-- Start of MATERIAL FOR THIS TASK --

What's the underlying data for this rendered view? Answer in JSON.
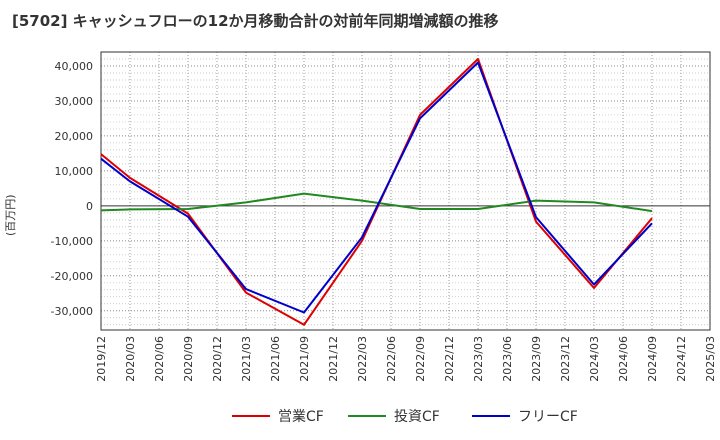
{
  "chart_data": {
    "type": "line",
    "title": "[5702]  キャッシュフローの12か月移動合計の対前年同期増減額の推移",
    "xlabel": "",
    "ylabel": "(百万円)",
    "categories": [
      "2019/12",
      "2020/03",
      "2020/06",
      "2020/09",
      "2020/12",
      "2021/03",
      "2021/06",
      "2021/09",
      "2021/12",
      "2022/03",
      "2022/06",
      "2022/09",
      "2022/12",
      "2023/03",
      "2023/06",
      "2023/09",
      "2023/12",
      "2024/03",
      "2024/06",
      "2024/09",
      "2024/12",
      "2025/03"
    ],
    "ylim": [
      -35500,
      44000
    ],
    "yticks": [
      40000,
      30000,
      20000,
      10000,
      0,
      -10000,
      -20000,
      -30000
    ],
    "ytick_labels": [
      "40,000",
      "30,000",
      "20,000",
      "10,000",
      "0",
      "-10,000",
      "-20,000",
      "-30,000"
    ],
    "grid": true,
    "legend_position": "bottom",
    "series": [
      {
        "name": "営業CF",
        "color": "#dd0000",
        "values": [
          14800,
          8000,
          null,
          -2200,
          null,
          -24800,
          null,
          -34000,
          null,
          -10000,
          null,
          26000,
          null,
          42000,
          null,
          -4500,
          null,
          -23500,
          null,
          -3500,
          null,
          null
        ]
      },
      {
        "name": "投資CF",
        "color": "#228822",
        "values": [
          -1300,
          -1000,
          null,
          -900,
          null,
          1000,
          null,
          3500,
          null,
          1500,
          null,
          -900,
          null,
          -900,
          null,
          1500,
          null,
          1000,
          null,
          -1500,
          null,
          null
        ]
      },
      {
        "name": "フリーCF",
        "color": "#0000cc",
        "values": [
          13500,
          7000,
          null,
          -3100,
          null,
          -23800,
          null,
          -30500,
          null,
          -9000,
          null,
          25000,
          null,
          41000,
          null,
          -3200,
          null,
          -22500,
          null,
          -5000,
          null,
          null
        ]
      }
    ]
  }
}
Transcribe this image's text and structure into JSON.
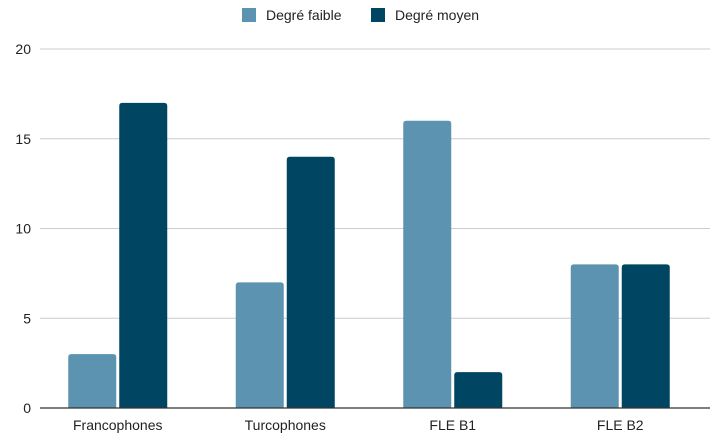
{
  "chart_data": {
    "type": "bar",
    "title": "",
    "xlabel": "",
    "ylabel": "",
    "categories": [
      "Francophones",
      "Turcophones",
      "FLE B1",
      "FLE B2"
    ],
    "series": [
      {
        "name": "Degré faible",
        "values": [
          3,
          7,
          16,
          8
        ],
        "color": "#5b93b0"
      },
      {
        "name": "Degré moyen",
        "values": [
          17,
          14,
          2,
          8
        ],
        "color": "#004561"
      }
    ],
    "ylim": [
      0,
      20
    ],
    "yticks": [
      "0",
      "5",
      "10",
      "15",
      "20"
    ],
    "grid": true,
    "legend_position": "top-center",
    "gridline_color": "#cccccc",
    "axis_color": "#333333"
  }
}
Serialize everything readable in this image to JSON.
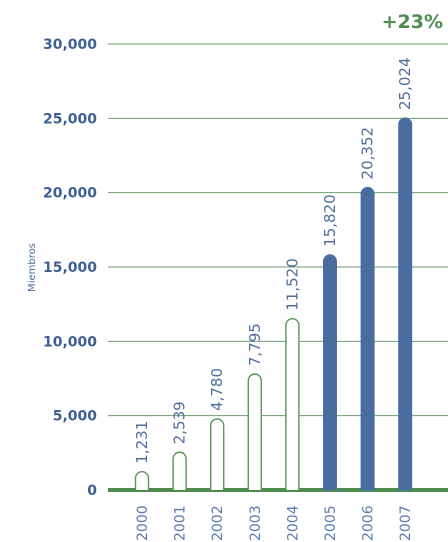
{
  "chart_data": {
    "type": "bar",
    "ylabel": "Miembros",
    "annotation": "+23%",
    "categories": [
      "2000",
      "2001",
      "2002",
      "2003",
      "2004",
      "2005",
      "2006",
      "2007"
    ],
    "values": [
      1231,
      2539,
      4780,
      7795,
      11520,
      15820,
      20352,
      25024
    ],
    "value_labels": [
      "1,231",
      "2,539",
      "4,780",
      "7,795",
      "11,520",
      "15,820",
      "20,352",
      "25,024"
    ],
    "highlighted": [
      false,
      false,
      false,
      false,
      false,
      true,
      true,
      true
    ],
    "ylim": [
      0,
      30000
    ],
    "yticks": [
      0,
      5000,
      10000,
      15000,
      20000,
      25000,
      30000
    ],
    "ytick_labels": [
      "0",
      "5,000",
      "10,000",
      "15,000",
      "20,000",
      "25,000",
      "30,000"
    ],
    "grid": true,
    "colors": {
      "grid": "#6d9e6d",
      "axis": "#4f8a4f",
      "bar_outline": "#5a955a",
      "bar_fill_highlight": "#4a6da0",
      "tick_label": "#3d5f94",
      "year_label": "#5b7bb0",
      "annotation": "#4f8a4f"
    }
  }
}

-- End of MATERIAL FOR THIS TASK --

(TASK PROMPT): Leave out every picture and copy the rest of the records exactly.

(FINISHED EXERCISE):
What's the underlying data for this rendered view? Answer in JSON.
{
  "chart_data": {
    "type": "line",
    "title": "[5702]  キャッシュフローの12か月移動合計の対前年同期増減額の推移",
    "xlabel": "",
    "ylabel": "(百万円)",
    "categories": [
      "2019/12",
      "2020/03",
      "2020/06",
      "2020/09",
      "2020/12",
      "2021/03",
      "2021/06",
      "2021/09",
      "2021/12",
      "2022/03",
      "2022/06",
      "2022/09",
      "2022/12",
      "2023/03",
      "2023/06",
      "2023/09",
      "2023/12",
      "2024/03",
      "2024/06",
      "2024/09",
      "2024/12",
      "2025/03"
    ],
    "ylim": [
      -35500,
      44000
    ],
    "yticks": [
      40000,
      30000,
      20000,
      10000,
      0,
      -10000,
      -20000,
      -30000
    ],
    "ytick_labels": [
      "40,000",
      "30,000",
      "20,000",
      "10,000",
      "0",
      "-10,000",
      "-20,000",
      "-30,000"
    ],
    "grid": true,
    "legend_position": "bottom",
    "series": [
      {
        "name": "営業CF",
        "color": "#dd0000",
        "values": [
          14800,
          8000,
          null,
          -2200,
          null,
          -24800,
          null,
          -34000,
          null,
          -10000,
          null,
          26000,
          null,
          42000,
          null,
          -4500,
          null,
          -23500,
          null,
          -3500,
          null,
          null
        ]
      },
      {
        "name": "投資CF",
        "color": "#228822",
        "values": [
          -1300,
          -1000,
          null,
          -900,
          null,
          1000,
          null,
          3500,
          null,
          1500,
          null,
          -900,
          null,
          -900,
          null,
          1500,
          null,
          1000,
          null,
          -1500,
          null,
          null
        ]
      },
      {
        "name": "フリーCF",
        "color": "#0000cc",
        "values": [
          13500,
          7000,
          null,
          -3100,
          null,
          -23800,
          null,
          -30500,
          null,
          -9000,
          null,
          25000,
          null,
          41000,
          null,
          -3200,
          null,
          -22500,
          null,
          -5000,
          null,
          null
        ]
      }
    ]
  }
}
Transcribe this image's text and structure into JSON.
{
  "chart_data": {
    "type": "bar",
    "title": "",
    "xlabel": "",
    "ylabel": "",
    "categories": [
      "Francophones",
      "Turcophones",
      "FLE B1",
      "FLE B2"
    ],
    "series": [
      {
        "name": "Degré faible",
        "values": [
          3,
          7,
          16,
          8
        ],
        "color": "#5b93b0"
      },
      {
        "name": "Degré moyen",
        "values": [
          17,
          14,
          2,
          8
        ],
        "color": "#004561"
      }
    ],
    "ylim": [
      0,
      20
    ],
    "yticks": [
      "0",
      "5",
      "10",
      "15",
      "20"
    ],
    "grid": true,
    "legend_position": "top-center",
    "gridline_color": "#cccccc",
    "axis_color": "#333333"
  }
}
Serialize everything readable in this image to JSON.
{
  "chart_data": {
    "type": "bar",
    "ylabel": "Miembros",
    "annotation": "+23%",
    "categories": [
      "2000",
      "2001",
      "2002",
      "2003",
      "2004",
      "2005",
      "2006",
      "2007"
    ],
    "values": [
      1231,
      2539,
      4780,
      7795,
      11520,
      15820,
      20352,
      25024
    ],
    "value_labels": [
      "1,231",
      "2,539",
      "4,780",
      "7,795",
      "11,520",
      "15,820",
      "20,352",
      "25,024"
    ],
    "highlighted": [
      false,
      false,
      false,
      false,
      false,
      true,
      true,
      true
    ],
    "ylim": [
      0,
      30000
    ],
    "yticks": [
      0,
      5000,
      10000,
      15000,
      20000,
      25000,
      30000
    ],
    "ytick_labels": [
      "0",
      "5,000",
      "10,000",
      "15,000",
      "20,000",
      "25,000",
      "30,000"
    ],
    "grid": true,
    "colors": {
      "grid": "#6d9e6d",
      "axis": "#4f8a4f",
      "bar_outline": "#5a955a",
      "bar_fill_highlight": "#4a6da0",
      "tick_label": "#3d5f94",
      "year_label": "#5b7bb0",
      "annotation": "#4f8a4f"
    }
  }
}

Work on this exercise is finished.